▸ **Input material**
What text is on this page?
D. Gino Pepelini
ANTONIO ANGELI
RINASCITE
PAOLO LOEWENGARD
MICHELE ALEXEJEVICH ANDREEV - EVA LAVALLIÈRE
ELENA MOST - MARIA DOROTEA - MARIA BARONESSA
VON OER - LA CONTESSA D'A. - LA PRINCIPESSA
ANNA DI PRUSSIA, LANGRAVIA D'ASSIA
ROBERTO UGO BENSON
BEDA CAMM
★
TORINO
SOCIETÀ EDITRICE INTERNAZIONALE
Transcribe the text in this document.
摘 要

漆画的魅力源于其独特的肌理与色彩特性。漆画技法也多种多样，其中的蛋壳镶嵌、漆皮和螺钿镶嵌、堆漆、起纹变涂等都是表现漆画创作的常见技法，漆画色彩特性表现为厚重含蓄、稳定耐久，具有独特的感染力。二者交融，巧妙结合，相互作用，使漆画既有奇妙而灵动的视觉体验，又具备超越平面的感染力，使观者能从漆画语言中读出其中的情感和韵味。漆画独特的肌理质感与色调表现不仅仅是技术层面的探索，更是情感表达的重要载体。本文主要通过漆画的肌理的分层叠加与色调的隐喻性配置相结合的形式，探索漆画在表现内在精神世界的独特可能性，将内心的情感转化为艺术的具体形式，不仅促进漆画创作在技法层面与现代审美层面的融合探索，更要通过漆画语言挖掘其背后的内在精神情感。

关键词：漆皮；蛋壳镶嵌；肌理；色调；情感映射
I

▸ **Problem statement**
Using the data above, repeat every line exactly.

▸ **Output of the exercise**
What text is on this page?
D. Gino Pepelini
ANTONIO ANGELI
RINASCITE
PAOLO LOEWENGARD
MICHELE ALEXEJEVICH ANDREEV - EVA LAVALLIÈRE
ELENA MOST - MARIA DOROTEA - MARIA BARONESSA
VON OER - LA CONTESSA D'A. - LA PRINCIPESSA
ANNA DI PRUSSIA, LANGRAVIA D'ASSIA
ROBERTO UGO BENSON
BEDA CAMM
★
TORINO
SOCIETÀ EDITRICE INTERNAZIONALE
Transcribe the text in this document.
摘 要

漆画的魅力源于其独特的肌理与色彩特性。漆画技法也多种多样，其中的蛋壳镶嵌、漆皮和螺钿镶嵌、堆漆、起纹变涂等都是表现漆画创作的常见技法，漆画色彩特性表现为厚重含蓄、稳定耐久，具有独特的感染力。二者交融，巧妙结合，相互作用，使漆画既有奇妙而灵动的视觉体验，又具备超越平面的感染力，使观者能从漆画语言中读出其中的情感和韵味。漆画独特的肌理质感与色调表现不仅仅是技术层面的探索，更是情感表达的重要载体。本文主要通过漆画的肌理的分层叠加与色调的隐喻性配置相结合的形式，探索漆画在表现内在精神世界的独特可能性，将内心的情感转化为艺术的具体形式，不仅促进漆画创作在技法层面与现代审美层面的融合探索，更要通过漆画语言挖掘其背后的内在精神情感。

关键词：漆皮；蛋壳镶嵌；肌理；色调；情感映射
I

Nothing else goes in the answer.